#### PROBLEM
Repeat the entries without change, omitting the pictures.

*** Opening of AVAILABLE RECORDS ***

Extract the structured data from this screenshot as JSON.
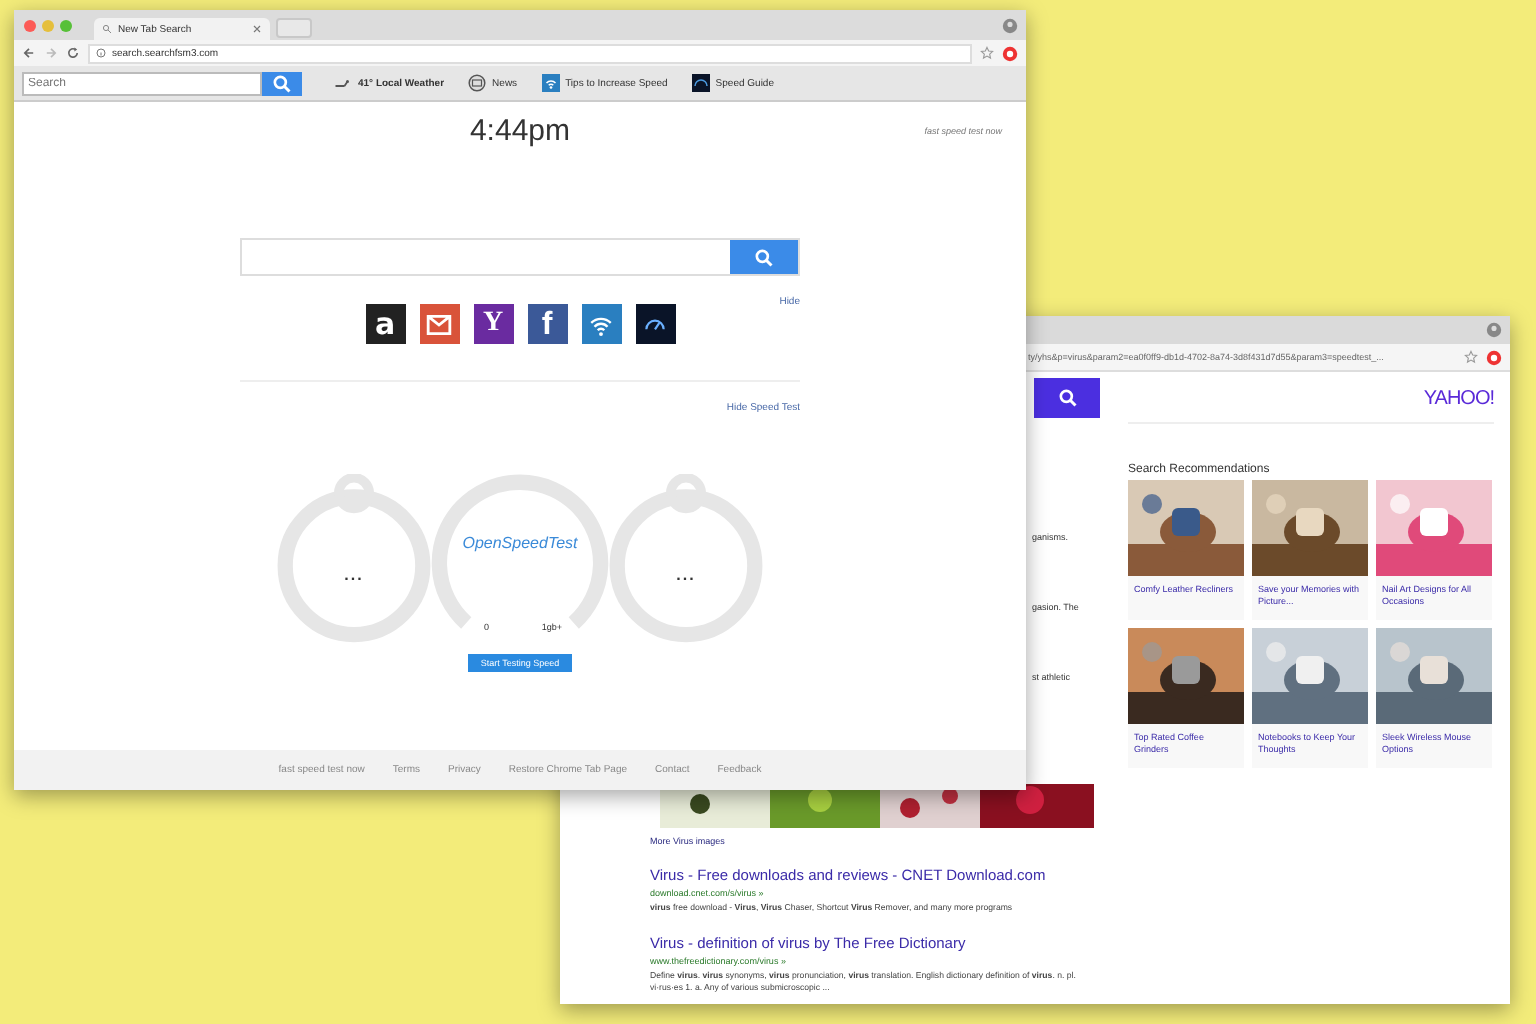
{
  "back_window": {
    "address": "ty/yhs&p=virus&param2=ea0f0ff9-db1d-4702-8a74-3d8f431d7d55&param3=speedtest_...",
    "logo": "YAHOO!",
    "fragments": [
      "ganisms.",
      "gasion. The",
      "st athletic"
    ],
    "recommendations": {
      "title": "Search Recommendations",
      "cards": [
        {
          "caption": "Comfy Leather Recliners"
        },
        {
          "caption": "Save your Memories with Picture..."
        },
        {
          "caption": "Nail Art Designs for All Occasions"
        },
        {
          "caption": "Top Rated Coffee Grinders"
        },
        {
          "caption": "Notebooks to Keep Your Thoughts"
        },
        {
          "caption": "Sleek Wireless Mouse Options"
        }
      ]
    },
    "more_images": "More Virus images",
    "results": [
      {
        "title": "Virus - Free downloads and reviews - CNET Download.com",
        "url": "download.cnet.com/s/virus »",
        "snippet": "**virus** free download - **Virus**, **Virus** Chaser, Shortcut **Virus** Remover, and many more programs"
      },
      {
        "title": "Virus - definition of virus by The Free Dictionary",
        "url": "www.thefreedictionary.com/virus »",
        "snippet": "Define **virus**. **virus** synonyms, **virus** pronunciation, **virus** translation. English dictionary definition of **virus**. n. pl. vi·rus·es 1. a. Any of various submicroscopic ..."
      }
    ]
  },
  "front_window": {
    "tab": {
      "title": "New Tab Search"
    },
    "address": "search.searchfsm3.com",
    "toolbar": {
      "search_placeholder": "Search",
      "links": [
        {
          "kind": "weather",
          "label": "41° Local Weather"
        },
        {
          "kind": "news",
          "label": "News"
        },
        {
          "kind": "wifi",
          "label": "Tips to Increase Speed"
        },
        {
          "kind": "guide",
          "label": "Speed Guide"
        }
      ]
    },
    "clock": "4:44pm",
    "corner_link": "fast speed test now",
    "hide_link": "Hide",
    "shortcuts": [
      {
        "kind": "amazon",
        "label": "a"
      },
      {
        "kind": "mail"
      },
      {
        "kind": "yahoo",
        "label": "Y"
      },
      {
        "kind": "facebook",
        "label": "f"
      },
      {
        "kind": "wifi"
      },
      {
        "kind": "speed"
      }
    ],
    "hide_speed_test": "Hide Speed Test",
    "speed_test": {
      "left_reading": "...",
      "logo": "OpenSpeedTest",
      "scale_min": "0",
      "scale_max": "1gb+",
      "right_reading": "...",
      "button": "Start Testing Speed"
    },
    "footer": [
      "fast speed test now",
      "Terms",
      "Privacy",
      "Restore Chrome Tab Page",
      "Contact",
      "Feedback"
    ]
  }
}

*** Close of AVAILABLE RECORDS ***

#### RESULT OF THIS TASK
Extract the structured data from this screenshot as JSON.
{
  "back_window": {
    "address": "ty/yhs&p=virus&param2=ea0f0ff9-db1d-4702-8a74-3d8f431d7d55&param3=speedtest_...",
    "logo": "YAHOO!",
    "fragments": [
      "ganisms.",
      "gasion. The",
      "st athletic"
    ],
    "recommendations": {
      "title": "Search Recommendations",
      "cards": [
        {
          "caption": "Comfy Leather Recliners"
        },
        {
          "caption": "Save your Memories with Picture..."
        },
        {
          "caption": "Nail Art Designs for All Occasions"
        },
        {
          "caption": "Top Rated Coffee Grinders"
        },
        {
          "caption": "Notebooks to Keep Your Thoughts"
        },
        {
          "caption": "Sleek Wireless Mouse Options"
        }
      ]
    },
    "more_images": "More Virus images",
    "results": [
      {
        "title": "Virus - Free downloads and reviews - CNET Download.com",
        "url": "download.cnet.com/s/virus »",
        "snippet": "**virus** free download - **Virus**, **Virus** Chaser, Shortcut **Virus** Remover, and many more programs"
      },
      {
        "title": "Virus - definition of virus by The Free Dictionary",
        "url": "www.thefreedictionary.com/virus »",
        "snippet": "Define **virus**. **virus** synonyms, **virus** pronunciation, **virus** translation. English dictionary definition of **virus**. n. pl. vi·rus·es 1. a. Any of various submicroscopic ..."
      }
    ]
  },
  "front_window": {
    "tab": {
      "title": "New Tab Search"
    },
    "address": "search.searchfsm3.com",
    "toolbar": {
      "search_placeholder": "Search",
      "links": [
        {
          "kind": "weather",
          "label": "41° Local Weather"
        },
        {
          "kind": "news",
          "label": "News"
        },
        {
          "kind": "wifi",
          "label": "Tips to Increase Speed"
        },
        {
          "kind": "guide",
          "label": "Speed Guide"
        }
      ]
    },
    "clock": "4:44pm",
    "corner_link": "fast speed test now",
    "hide_link": "Hide",
    "shortcuts": [
      {
        "kind": "amazon",
        "label": "a"
      },
      {
        "kind": "mail"
      },
      {
        "kind": "yahoo",
        "label": "Y"
      },
      {
        "kind": "facebook",
        "label": "f"
      },
      {
        "kind": "wifi"
      },
      {
        "kind": "speed"
      }
    ],
    "hide_speed_test": "Hide Speed Test",
    "speed_test": {
      "left_reading": "...",
      "logo": "OpenSpeedTest",
      "scale_min": "0",
      "scale_max": "1gb+",
      "right_reading": "...",
      "button": "Start Testing Speed"
    },
    "footer": [
      "fast speed test now",
      "Terms",
      "Privacy",
      "Restore Chrome Tab Page",
      "Contact",
      "Feedback"
    ]
  }
}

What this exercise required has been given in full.